_What to do_
Print all of the data exactly.

Begin Dataset extract

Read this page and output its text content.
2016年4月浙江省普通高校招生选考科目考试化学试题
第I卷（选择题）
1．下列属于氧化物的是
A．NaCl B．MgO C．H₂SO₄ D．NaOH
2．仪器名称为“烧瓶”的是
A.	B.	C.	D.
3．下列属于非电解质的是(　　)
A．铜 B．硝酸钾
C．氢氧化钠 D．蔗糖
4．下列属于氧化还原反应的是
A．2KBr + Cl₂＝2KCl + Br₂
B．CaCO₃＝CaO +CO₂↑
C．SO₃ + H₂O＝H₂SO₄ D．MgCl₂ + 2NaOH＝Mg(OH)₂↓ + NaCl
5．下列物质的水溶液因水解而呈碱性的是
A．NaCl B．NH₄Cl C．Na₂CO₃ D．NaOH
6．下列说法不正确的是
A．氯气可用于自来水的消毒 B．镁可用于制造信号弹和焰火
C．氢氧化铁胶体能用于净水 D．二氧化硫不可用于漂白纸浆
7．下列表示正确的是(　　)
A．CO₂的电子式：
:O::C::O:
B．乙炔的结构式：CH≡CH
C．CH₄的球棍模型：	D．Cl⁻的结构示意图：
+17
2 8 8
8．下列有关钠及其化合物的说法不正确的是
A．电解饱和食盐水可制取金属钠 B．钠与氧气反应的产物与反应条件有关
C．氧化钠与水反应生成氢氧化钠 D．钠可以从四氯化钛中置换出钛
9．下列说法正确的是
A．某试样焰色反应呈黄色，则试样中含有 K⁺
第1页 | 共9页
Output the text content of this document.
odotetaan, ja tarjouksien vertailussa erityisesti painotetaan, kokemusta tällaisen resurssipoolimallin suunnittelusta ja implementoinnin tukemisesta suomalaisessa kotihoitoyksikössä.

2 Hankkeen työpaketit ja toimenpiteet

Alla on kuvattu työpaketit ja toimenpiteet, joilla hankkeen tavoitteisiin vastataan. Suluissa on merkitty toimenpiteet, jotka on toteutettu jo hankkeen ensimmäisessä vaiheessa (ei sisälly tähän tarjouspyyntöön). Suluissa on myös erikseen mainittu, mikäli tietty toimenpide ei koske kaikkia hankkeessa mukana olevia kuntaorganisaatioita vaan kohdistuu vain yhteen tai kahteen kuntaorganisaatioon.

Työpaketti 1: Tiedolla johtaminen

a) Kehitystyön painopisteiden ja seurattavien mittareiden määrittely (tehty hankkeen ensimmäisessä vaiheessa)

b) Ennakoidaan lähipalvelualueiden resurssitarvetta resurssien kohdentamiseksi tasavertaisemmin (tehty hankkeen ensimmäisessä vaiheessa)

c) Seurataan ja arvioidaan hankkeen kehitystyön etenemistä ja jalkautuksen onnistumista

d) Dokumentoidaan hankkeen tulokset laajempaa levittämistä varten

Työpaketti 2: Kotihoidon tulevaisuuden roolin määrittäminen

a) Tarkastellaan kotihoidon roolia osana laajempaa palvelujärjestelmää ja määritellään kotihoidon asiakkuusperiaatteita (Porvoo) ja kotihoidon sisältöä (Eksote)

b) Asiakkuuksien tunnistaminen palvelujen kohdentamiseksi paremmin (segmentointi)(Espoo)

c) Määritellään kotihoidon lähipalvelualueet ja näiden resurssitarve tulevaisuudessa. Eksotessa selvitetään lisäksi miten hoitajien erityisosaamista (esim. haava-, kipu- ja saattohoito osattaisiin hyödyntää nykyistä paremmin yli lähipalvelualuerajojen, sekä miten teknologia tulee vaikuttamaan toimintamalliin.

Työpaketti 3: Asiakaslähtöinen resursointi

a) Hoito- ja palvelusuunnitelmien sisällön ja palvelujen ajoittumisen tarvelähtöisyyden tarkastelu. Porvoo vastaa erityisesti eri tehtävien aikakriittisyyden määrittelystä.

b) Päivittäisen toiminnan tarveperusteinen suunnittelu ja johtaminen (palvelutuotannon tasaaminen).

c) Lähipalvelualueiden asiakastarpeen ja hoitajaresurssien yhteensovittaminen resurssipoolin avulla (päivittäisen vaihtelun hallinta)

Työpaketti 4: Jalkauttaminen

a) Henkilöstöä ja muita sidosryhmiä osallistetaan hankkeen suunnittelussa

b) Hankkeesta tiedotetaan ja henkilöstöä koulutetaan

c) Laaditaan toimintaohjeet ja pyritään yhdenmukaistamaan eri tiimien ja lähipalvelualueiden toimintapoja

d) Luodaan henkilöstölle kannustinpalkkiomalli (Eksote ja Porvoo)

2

End Dataset extract

_Answer below_
Read this page and output its text content.
2016年4月浙江省普通高校招生选考科目考试化学试题
第I卷（选择题）
1．下列属于氧化物的是
A．NaCl B．MgO C．H₂SO₄ D．NaOH
2．仪器名称为“烧瓶”的是
A.	B.	C.	D.
3．下列属于非电解质的是(　　)
A．铜 B．硝酸钾
C．氢氧化钠 D．蔗糖
4．下列属于氧化还原反应的是
A．2KBr + Cl₂＝2KCl + Br₂
B．CaCO₃＝CaO +CO₂↑
C．SO₃ + H₂O＝H₂SO₄ D．MgCl₂ + 2NaOH＝Mg(OH)₂↓ + NaCl
5．下列物质的水溶液因水解而呈碱性的是
A．NaCl B．NH₄Cl C．Na₂CO₃ D．NaOH
6．下列说法不正确的是
A．氯气可用于自来水的消毒 B．镁可用于制造信号弹和焰火
C．氢氧化铁胶体能用于净水 D．二氧化硫不可用于漂白纸浆
7．下列表示正确的是(　　)
A．CO₂的电子式：
:O::C::O:
B．乙炔的结构式：CH≡CH
C．CH₄的球棍模型：	D．Cl⁻的结构示意图：
+17
2 8 8
8．下列有关钠及其化合物的说法不正确的是
A．电解饱和食盐水可制取金属钠 B．钠与氧气反应的产物与反应条件有关
C．氧化钠与水反应生成氢氧化钠 D．钠可以从四氯化钛中置换出钛
9．下列说法正确的是
A．某试样焰色反应呈黄色，则试样中含有 K⁺
第1页 | 共9页
Output the text content of this document.
odotetaan, ja tarjouksien vertailussa erityisesti painotetaan, kokemusta tällaisen resurssipoolimallin suunnittelusta ja implementoinnin tukemisesta suomalaisessa kotihoitoyksikössä.

2 Hankkeen työpaketit ja toimenpiteet

Alla on kuvattu työpaketit ja toimenpiteet, joilla hankkeen tavoitteisiin vastataan. Suluissa on merkitty toimenpiteet, jotka on toteutettu jo hankkeen ensimmäisessä vaiheessa (ei sisälly tähän tarjouspyyntöön). Suluissa on myös erikseen mainittu, mikäli tietty toimenpide ei koske kaikkia hankkeessa mukana olevia kuntaorganisaatioita vaan kohdistuu vain yhteen tai kahteen kuntaorganisaatioon.

Työpaketti 1: Tiedolla johtaminen

a) Kehitystyön painopisteiden ja seurattavien mittareiden määrittely (tehty hankkeen ensimmäisessä vaiheessa)

b) Ennakoidaan lähipalvelualueiden resurssitarvetta resurssien kohdentamiseksi tasavertaisemmin (tehty hankkeen ensimmäisessä vaiheessa)

c) Seurataan ja arvioidaan hankkeen kehitystyön etenemistä ja jalkautuksen onnistumista

d) Dokumentoidaan hankkeen tulokset laajempaa levittämistä varten

Työpaketti 2: Kotihoidon tulevaisuuden roolin määrittäminen

a) Tarkastellaan kotihoidon roolia osana laajempaa palvelujärjestelmää ja määritellään kotihoidon asiakkuusperiaatteita (Porvoo) ja kotihoidon sisältöä (Eksote)

b) Asiakkuuksien tunnistaminen palvelujen kohdentamiseksi paremmin (segmentointi)(Espoo)

c) Määritellään kotihoidon lähipalvelualueet ja näiden resurssitarve tulevaisuudessa. Eksotessa selvitetään lisäksi miten hoitajien erityisosaamista (esim. haava-, kipu- ja saattohoito osattaisiin hyödyntää nykyistä paremmin yli lähipalvelualuerajojen, sekä miten teknologia tulee vaikuttamaan toimintamalliin.

Työpaketti 3: Asiakaslähtöinen resursointi

a) Hoito- ja palvelusuunnitelmien sisällön ja palvelujen ajoittumisen tarvelähtöisyyden tarkastelu. Porvoo vastaa erityisesti eri tehtävien aikakriittisyyden määrittelystä.

b) Päivittäisen toiminnan tarveperusteinen suunnittelu ja johtaminen (palvelutuotannon tasaaminen).

c) Lähipalvelualueiden asiakastarpeen ja hoitajaresurssien yhteensovittaminen resurssipoolin avulla (päivittäisen vaihtelun hallinta)

Työpaketti 4: Jalkauttaminen

a) Henkilöstöä ja muita sidosryhmiä osallistetaan hankkeen suunnittelussa

b) Hankkeesta tiedotetaan ja henkilöstöä koulutetaan

c) Laaditaan toimintaohjeet ja pyritään yhdenmukaistamaan eri tiimien ja lähipalvelualueiden toimintapoja

d) Luodaan henkilöstölle kannustinpalkkiomalli (Eksote ja Porvoo)

2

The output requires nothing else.